■ **Data records**
** BEGIN **
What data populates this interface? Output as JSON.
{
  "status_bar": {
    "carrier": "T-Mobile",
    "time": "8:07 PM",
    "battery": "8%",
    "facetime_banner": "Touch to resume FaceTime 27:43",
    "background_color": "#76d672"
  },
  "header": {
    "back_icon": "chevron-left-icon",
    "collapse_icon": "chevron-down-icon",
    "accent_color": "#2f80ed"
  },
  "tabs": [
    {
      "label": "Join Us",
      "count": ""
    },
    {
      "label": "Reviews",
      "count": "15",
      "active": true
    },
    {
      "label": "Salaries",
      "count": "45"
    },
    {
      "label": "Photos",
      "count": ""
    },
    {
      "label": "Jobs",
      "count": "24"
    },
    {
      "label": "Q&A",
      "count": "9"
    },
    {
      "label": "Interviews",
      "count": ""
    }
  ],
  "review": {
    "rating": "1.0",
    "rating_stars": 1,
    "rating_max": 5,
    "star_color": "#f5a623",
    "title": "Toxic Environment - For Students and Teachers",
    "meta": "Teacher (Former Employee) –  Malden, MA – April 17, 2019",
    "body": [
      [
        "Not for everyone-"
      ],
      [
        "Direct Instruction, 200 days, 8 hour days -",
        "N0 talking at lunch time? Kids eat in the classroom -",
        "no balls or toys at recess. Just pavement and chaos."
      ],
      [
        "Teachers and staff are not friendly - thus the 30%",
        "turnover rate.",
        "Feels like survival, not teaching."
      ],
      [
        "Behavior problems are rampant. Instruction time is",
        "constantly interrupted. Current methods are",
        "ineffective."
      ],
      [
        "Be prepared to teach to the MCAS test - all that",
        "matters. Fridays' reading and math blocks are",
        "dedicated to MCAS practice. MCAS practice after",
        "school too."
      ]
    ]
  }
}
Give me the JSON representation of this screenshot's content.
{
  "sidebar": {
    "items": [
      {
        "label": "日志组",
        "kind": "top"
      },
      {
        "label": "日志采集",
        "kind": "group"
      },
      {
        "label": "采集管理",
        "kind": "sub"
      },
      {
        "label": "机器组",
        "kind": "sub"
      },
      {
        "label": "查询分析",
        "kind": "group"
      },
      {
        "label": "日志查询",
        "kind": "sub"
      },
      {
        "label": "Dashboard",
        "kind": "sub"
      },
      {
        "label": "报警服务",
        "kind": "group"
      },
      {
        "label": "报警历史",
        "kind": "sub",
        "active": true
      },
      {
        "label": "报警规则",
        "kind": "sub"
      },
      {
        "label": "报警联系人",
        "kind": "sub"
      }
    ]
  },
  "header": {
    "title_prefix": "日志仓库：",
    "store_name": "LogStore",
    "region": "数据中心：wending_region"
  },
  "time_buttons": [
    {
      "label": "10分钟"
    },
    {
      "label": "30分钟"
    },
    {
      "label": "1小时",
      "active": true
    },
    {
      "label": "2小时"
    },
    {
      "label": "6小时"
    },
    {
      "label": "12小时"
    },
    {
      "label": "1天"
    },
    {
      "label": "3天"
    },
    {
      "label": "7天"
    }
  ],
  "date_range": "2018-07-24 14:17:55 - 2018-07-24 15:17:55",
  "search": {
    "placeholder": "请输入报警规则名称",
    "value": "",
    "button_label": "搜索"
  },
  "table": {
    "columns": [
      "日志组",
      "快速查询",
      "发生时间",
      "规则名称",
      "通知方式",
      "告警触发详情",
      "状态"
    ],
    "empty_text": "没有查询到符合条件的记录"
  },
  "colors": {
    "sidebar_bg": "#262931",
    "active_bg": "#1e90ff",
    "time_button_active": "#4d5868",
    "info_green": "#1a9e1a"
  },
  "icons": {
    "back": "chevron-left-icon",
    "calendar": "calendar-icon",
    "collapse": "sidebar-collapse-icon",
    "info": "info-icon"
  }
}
** END **
■ **WRITTEN PROBLEM**
Of all the lines in the listing above, how many include "JSON"? Write only the number.

■ **SOLUTION TO THIS TASK**
2